> _Task data_
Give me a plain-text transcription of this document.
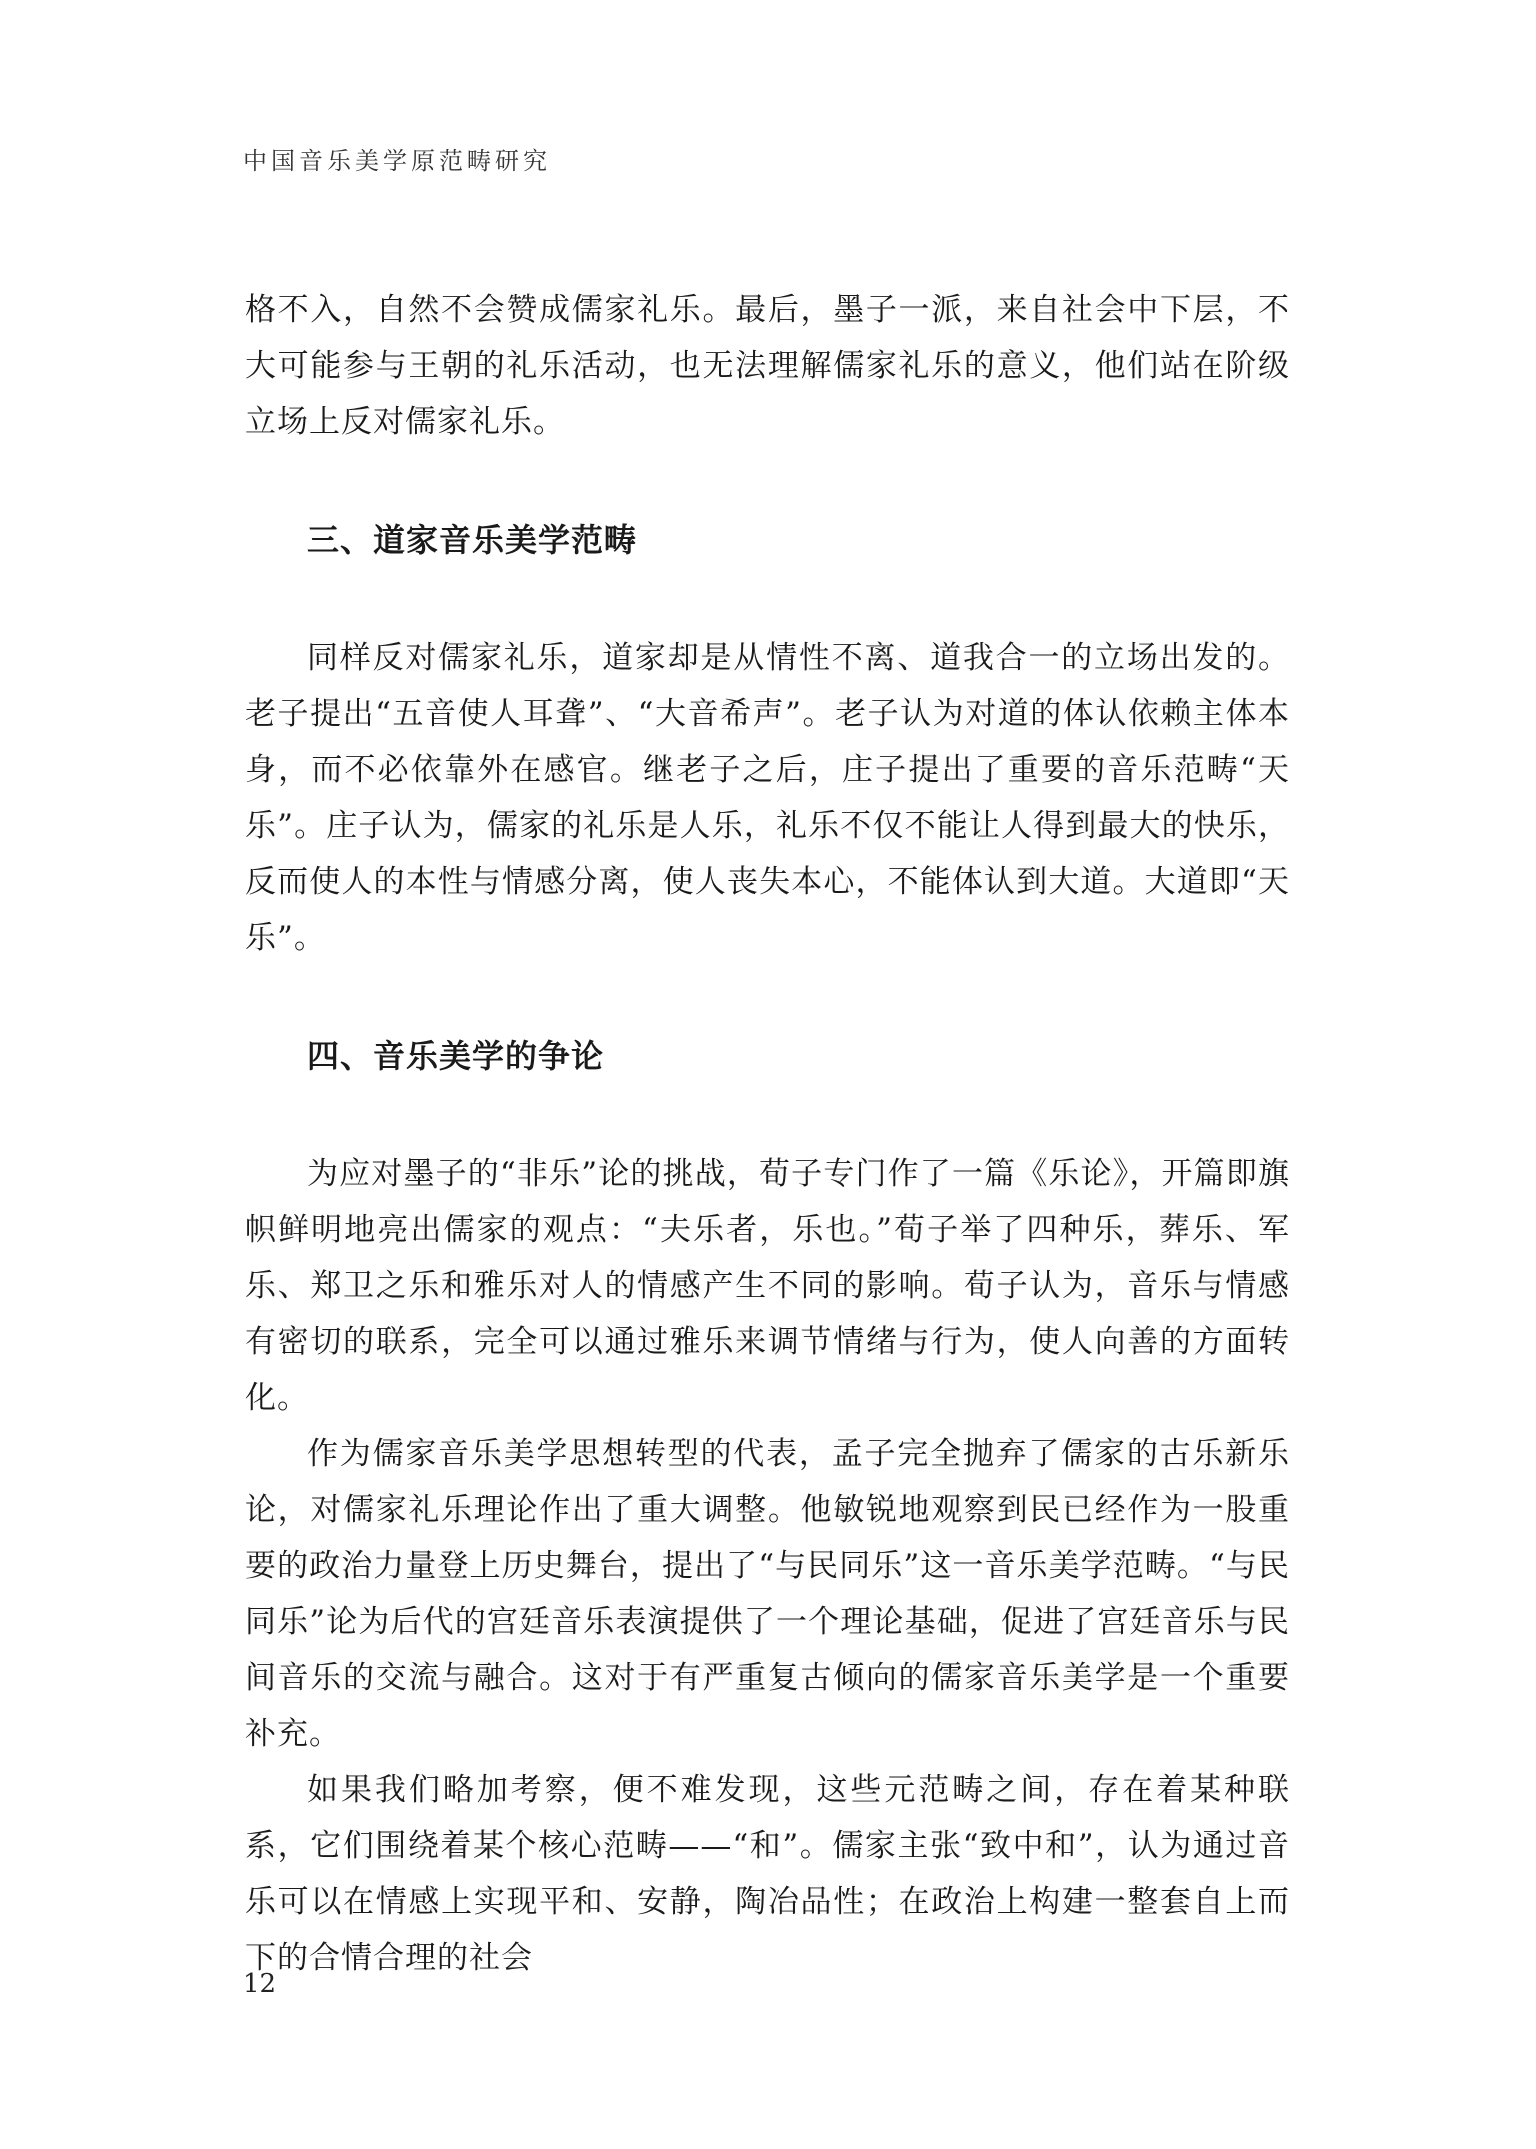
中国音乐美学原范畴研究

格不入，自然不会赞成儒家礼乐。最后，墨子一派，来自社会中下层，不大可能参与王朝的礼乐活动，也无法理解儒家礼乐的意义，他们站在阶级立场上反对儒家礼乐。

三、道家音乐美学范畴

同样反对儒家礼乐，道家却是从情性不离、道我合一的立场出发的。老子提出“五音使人耳聋”、“大音希声”。老子认为对道的体认依赖主体本身，而不必依靠外在感官。继老子之后，庄子提出了重要的音乐范畴“天乐”。庄子认为，儒家的礼乐是人乐，礼乐不仅不能让人得到最大的快乐，反而使人的本性与情感分离，使人丧失本心，不能体认到大道。大道即“天乐”。

四、音乐美学的争论

为应对墨子的“非乐”论的挑战，荀子专门作了一篇《乐论》，开篇即旗帜鲜明地亮出儒家的观点：“夫乐者，乐也。”荀子举了四种乐，葬乐、军乐、郑卫之乐和雅乐对人的情感产生不同的影响。荀子认为，音乐与情感有密切的联系，完全可以通过雅乐来调节情绪与行为，使人向善的方面转化。

作为儒家音乐美学思想转型的代表，孟子完全抛弃了儒家的古乐新乐论，对儒家礼乐理论作出了重大调整。他敏锐地观察到民已经作为一股重要的政治力量登上历史舞台，提出了“与民同乐”这一音乐美学范畴。“与民同乐”论为后代的宫廷音乐表演提供了一个理论基础，促进了宫廷音乐与民间音乐的交流与融合。这对于有严重复古倾向的儒家音乐美学是一个重要补充。

如果我们略加考察，便不难发现，这些元范畴之间，存在着某种联系，它们围绕着某个核心范畴——“和”。儒家主张“致中和”，认为通过音乐可以在情感上实现平和、安静，陶冶品性；在政治上构建一整套自上而下的合情合理的社会

12
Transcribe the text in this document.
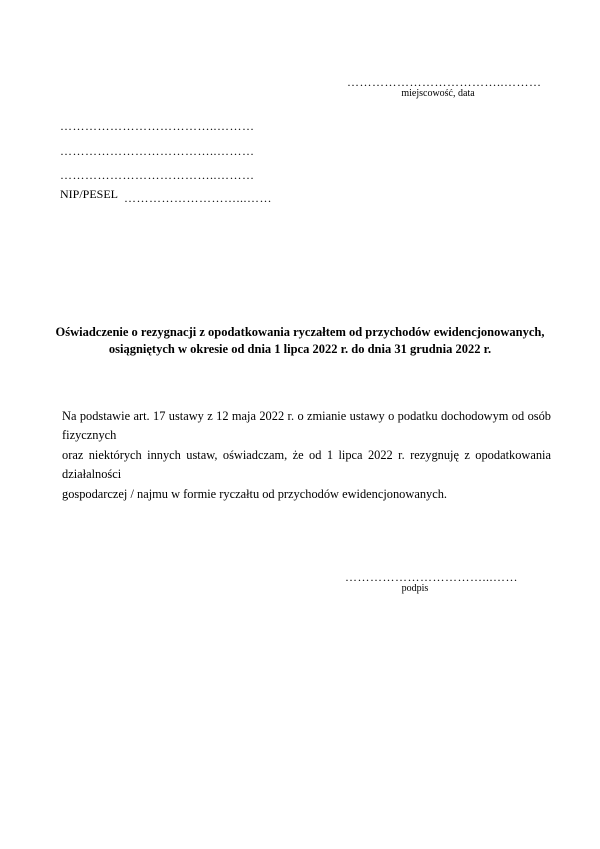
………………………………..………
miejscowość, data
………………………………..………
………………………………..………
………………………………..………
NIP/PESEL ………………………...……
Oświadczenie o rezygnacji z opodatkowania ryczałtem od przychodów ewidencjonowanych,
osiągniętych w okresie od dnia 1 lipca 2022 r. do dnia 31 grudnia 2022 r.
Na podstawie art. 17 ustawy z 12 maja 2022 r. o zmianie ustawy o podatku dochodowym od osób fizycznych
oraz niektórych innych ustaw, oświadczam, że od 1 lipca 2022 r. rezygnuję z opodatkowania działalności
gospodarczej / najmu w formie ryczałtu od przychodów ewidencjonowanych.
……………………………...……
podpis
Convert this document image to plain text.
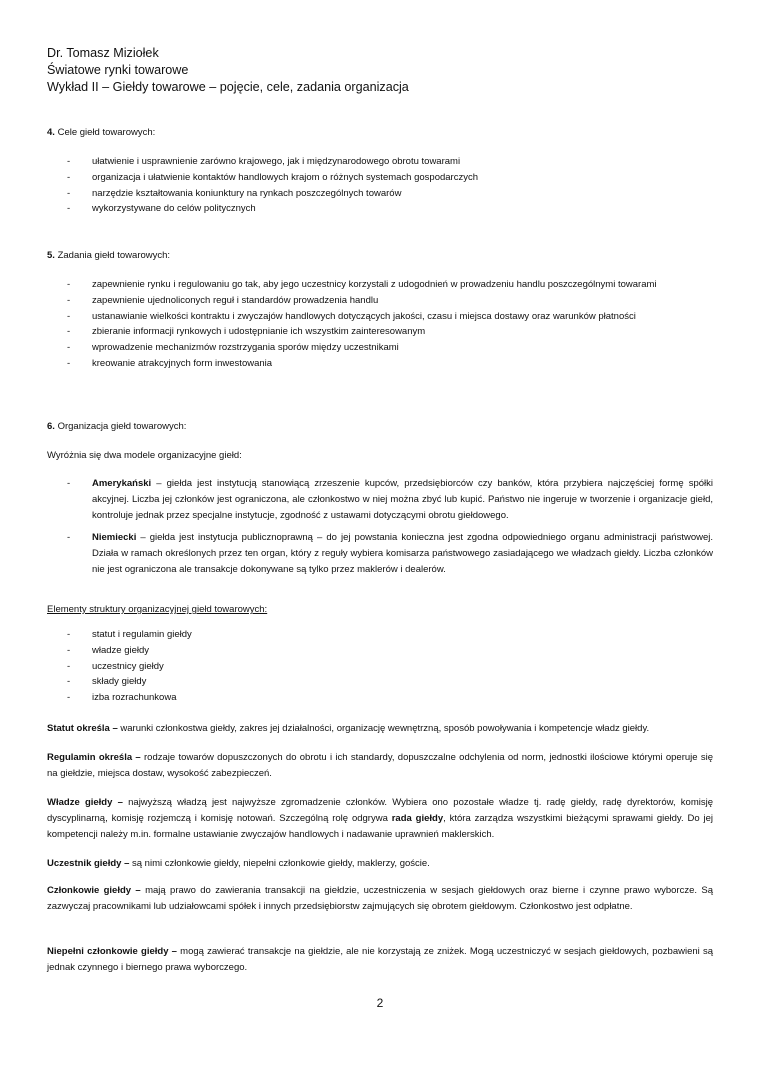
Dr. Tomasz Miziołek
Światowe rynki towarowe
Wykład II – Giełdy towarowe – pojęcie, cele, zadania organizacja
4. Cele giełd towarowych:
- ułatwienie i usprawnienie zarówno krajowego, jak i międzynarodowego obrotu towarami
- organizacja i ułatwienie kontaktów handlowych krajom o różnych systemach gospodarczych
- narzędzie kształtowania koniunktury na rynkach poszczególnych towarów
- wykorzystywane do celów politycznych
5. Zadania giełd towarowych:
- zapewnienie rynku i regulowaniu go tak, aby jego uczestnicy korzystali z udogodnień w prowadzeniu handlu poszczególnymi towarami
- zapewnienie ujednoliconych reguł i standardów prowadzenia handlu
- ustanawianie wielkości kontraktu i zwyczajów handlowych dotyczących jakości, czasu i miejsca dostawy oraz warunków płatności
- zbieranie informacji rynkowych i udostępnianie ich wszystkim zainteresowanym
- wprowadzenie mechanizmów rozstrzygania sporów między uczestnikami
- kreowanie atrakcyjnych form inwestowania
6. Organizacja giełd towarowych:
Wyróżnia się dwa modele organizacyjne giełd:
- Amerykański – giełda jest instytucją stanowiącą zrzeszenie kupców, przedsiębiorców czy banków, która przybiera najczęściej formę spółki akcyjnej. Liczba jej członków jest ograniczona, ale członkostwo w niej można zbyć lub kupić. Państwo nie ingeruje w tworzenie i organizacje giełd, kontroluje jednak przez specjalne instytucje, zgodność z ustawami dotyczącymi obrotu giełdowego.
- Niemiecki – giełda jest instytucja publicznoprawną – do jej powstania konieczna jest zgodna odpowiedniego organu administracji państwowej. Działa w ramach określonych przez ten organ, który z reguły wybiera komisarza państwowego zasiadającego we władzach giełdy. Liczba członków nie jest ograniczona ale transakcje dokonywane są tylko przez maklerów i dealerów.
Elementy struktury organizacyjnej giełd towarowych:
- statut i regulamin giełdy
- władze giełdy
- uczestnicy giełdy
- składy giełdy
- izba rozrachunkowa
Statut określa – warunki członkostwa giełdy, zakres jej działalności, organizację wewnętrzną, sposób powoływania i kompetencje władz giełdy.
Regulamin określa – rodzaje towarów dopuszczonych do obrotu i ich standardy, dopuszczalne odchylenia od norm, jednostki ilościowe którymi operuje się na giełdzie, miejsca dostaw, wysokość zabezpieczeń.
Władze giełdy – najwyższą władzą jest najwyższe zgromadzenie członków. Wybiera ono pozostałe władze tj. radę giełdy, radę dyrektorów, komisję dyscyplinarną, komisję rozjemczą i komisję notowań. Szczególną rolę odgrywa rada giełdy, która zarządza wszystkimi bieżącymi sprawami giełdy. Do jej kompetencji należy m.in. formalne ustawianie zwyczajów handlowych i nadawanie uprawnień maklerskich.
Uczestnik giełdy – są nimi członkowie giełdy, niepełni członkowie giełdy, maklerzy, goście.
Członkowie giełdy – mają prawo do zawierania transakcji na giełdzie, uczestniczenia w sesjach giełdowych oraz bierne i czynne prawo wyborcze. Są zazwyczaj pracownikami lub udziałowcami spółek i innych przedsiębiorstw zajmujących się obrotem giełdowym. Członkostwo jest odpłatne.
Niepełni członkowie giełdy – mogą zawierać transakcje na giełdzie, ale nie korzystają ze zniżek. Mogą uczestniczyć w sesjach giełdowych, pozbawieni są jednak czynnego i biernego prawa wyborczego.
2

> _Instruction_
Gather all lines from the records above in which "lipca" appears.

> _Written reply_
osiągniętych w okresie od dnia 1 lipca 2022 r. do dnia 31 grudnia 2022 r.
oraz niektórych innych ustaw, oświadczam, że od 1 lipca 2022 r. rezygnuję z opodatkowania działalności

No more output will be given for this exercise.